AUFGABE A: Formulieren Sie den Textauszug über das Film Festival Cologne ab „Sehr geehrte Frau“ bis einschließlich „offenes Geheimnis ist.“ um, indem Sie „Kooperationspartner*innen“ durch „Partner*innen“ ersetzen.
AUFGABE B:
Beantworten Sie anhand des Textauszugs über das Film Festival Cologne die folgenden Fragen:
(i) Welchen Betreff trug die Mail?
(ii) Wann wurde die Mail verschickt?
(iii) Als wen bezeichnen sich die Verfasser*innen der Mail?

── TEXTAUSZUG ──

Mir wurde schon vor einiger Zeit berichtet, wie es um das Arbeitsklima beim Film Festival Cologne gestellt sein soll.

Die Mail, die gestern Abend mit dem Betreff "Machtmissbrauch und ein Klima der Angst beim Film Festival Cologne" verschickt wurde:

Sehr geehrte Frau Oberbürgermeisterin Reker,
sehr geehrter Herr Minister Liminski,
sehr geehrter Herr Nakschbandi,
liebe Kunst- und Kulturschaffende,
liebe Vertreter*innen der Presse,
liebe Kooperationspartner*innen des Festivals,

wir, eine Gruppe ehemaliger Mitarbeiter*innen des Film Festival Cologne, möchten öffentlich machen, was sich hinter den Kulissen des Film Festival Cologne abspielt, und was in der Filmbranche längst ein offenes Geheimnis ist.

───
── ANGEZEIGTE DATEN ──

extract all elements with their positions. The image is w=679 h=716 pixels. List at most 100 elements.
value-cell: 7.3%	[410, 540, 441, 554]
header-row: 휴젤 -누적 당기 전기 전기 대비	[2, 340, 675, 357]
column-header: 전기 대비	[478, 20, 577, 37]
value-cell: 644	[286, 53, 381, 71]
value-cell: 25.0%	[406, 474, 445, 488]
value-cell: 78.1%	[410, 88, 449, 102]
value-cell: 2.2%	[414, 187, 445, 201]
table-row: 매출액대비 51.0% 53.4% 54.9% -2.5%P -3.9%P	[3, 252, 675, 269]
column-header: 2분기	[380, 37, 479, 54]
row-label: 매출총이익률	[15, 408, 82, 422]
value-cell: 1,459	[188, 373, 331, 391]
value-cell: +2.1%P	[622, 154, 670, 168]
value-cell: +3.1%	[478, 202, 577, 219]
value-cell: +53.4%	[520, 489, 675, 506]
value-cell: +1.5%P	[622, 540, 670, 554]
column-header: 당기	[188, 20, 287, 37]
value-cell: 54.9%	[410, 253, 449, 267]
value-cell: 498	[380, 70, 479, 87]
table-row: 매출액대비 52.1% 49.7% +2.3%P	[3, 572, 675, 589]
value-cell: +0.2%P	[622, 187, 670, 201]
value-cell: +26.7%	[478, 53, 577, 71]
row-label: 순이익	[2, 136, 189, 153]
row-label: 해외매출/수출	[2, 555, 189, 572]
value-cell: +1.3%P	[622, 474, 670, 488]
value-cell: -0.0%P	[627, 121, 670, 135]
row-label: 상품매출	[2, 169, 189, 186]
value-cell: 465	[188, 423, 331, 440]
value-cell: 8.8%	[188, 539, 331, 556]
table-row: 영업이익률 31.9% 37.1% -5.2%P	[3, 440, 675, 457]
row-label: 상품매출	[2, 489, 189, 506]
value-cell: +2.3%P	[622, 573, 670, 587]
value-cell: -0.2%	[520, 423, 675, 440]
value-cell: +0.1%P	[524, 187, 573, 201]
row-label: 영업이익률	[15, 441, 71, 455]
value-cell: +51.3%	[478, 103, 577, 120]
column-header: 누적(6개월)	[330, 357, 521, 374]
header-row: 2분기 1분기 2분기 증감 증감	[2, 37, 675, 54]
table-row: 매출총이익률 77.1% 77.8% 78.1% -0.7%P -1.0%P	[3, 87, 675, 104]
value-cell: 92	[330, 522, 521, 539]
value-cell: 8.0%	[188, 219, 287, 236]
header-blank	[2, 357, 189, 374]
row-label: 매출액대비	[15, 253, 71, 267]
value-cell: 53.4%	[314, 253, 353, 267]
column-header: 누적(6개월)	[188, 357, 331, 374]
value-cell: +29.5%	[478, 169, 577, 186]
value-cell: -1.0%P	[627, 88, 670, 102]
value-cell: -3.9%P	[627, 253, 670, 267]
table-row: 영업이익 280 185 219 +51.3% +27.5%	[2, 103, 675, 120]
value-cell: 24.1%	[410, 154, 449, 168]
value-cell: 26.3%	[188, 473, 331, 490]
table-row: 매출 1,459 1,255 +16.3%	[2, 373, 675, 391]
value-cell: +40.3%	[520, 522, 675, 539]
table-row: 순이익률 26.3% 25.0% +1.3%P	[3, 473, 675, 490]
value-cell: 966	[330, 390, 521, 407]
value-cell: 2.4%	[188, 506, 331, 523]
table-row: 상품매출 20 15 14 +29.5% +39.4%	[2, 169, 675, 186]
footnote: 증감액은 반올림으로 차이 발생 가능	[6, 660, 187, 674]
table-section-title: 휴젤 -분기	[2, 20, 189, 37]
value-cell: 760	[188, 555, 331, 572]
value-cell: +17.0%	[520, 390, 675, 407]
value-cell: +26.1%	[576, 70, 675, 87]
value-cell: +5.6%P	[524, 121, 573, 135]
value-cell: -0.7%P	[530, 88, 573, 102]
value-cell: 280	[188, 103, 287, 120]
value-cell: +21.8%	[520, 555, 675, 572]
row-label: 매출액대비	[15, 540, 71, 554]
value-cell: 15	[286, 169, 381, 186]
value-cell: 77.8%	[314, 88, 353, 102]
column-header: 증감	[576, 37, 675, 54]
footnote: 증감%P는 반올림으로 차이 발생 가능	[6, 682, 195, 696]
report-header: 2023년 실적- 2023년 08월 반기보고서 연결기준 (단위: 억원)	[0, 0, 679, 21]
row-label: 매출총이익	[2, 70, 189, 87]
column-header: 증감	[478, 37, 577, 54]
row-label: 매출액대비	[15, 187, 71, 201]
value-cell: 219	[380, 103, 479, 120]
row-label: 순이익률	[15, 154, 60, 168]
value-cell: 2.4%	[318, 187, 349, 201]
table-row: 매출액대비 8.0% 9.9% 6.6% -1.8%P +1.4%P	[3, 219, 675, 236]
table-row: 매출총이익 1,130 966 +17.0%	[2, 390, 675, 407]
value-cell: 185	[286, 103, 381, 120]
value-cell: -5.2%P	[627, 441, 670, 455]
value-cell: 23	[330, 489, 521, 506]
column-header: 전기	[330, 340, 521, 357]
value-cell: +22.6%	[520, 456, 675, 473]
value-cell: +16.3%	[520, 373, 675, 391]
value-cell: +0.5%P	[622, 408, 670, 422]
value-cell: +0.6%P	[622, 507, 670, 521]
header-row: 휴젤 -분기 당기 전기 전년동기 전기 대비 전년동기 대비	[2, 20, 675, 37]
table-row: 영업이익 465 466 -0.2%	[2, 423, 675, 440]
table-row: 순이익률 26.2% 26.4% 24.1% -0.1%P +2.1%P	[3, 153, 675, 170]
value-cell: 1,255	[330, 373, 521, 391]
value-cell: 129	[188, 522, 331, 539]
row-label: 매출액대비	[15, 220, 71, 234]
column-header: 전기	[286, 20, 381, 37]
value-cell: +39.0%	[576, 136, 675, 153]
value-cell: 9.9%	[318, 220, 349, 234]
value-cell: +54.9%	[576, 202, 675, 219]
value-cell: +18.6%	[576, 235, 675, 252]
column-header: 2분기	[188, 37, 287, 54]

───

ANTWORT A:
Sehr geehrte Frau Oberbürgermeisterin Reker,
sehr geehrter Herr Minister Liminski,
sehr geehrter Herr Nakschbandi,
liebe Kunst- und Kulturschaffende,
liebe Vertreter*innen der Presse,
liebe Partner*innen des Festivals,

wir, eine Gruppe ehemaliger Mitarbeiter*innen des Film Festival Cologne, möchten öffentlich machen, was sich hinter den Kulissen des Film Festival Cologne abspielt, und was in der Filmbranche längst ein offenes Geheimnis ist.

ANTWORT B:
(i) „Machtmissbrauch und ein Klima der Angst beim Film Festival Cologne“
(ii) Gestern Abend
(iii) Als eine Gruppe ehemaliger Mitarbeiter*innen des Film Festival Cologne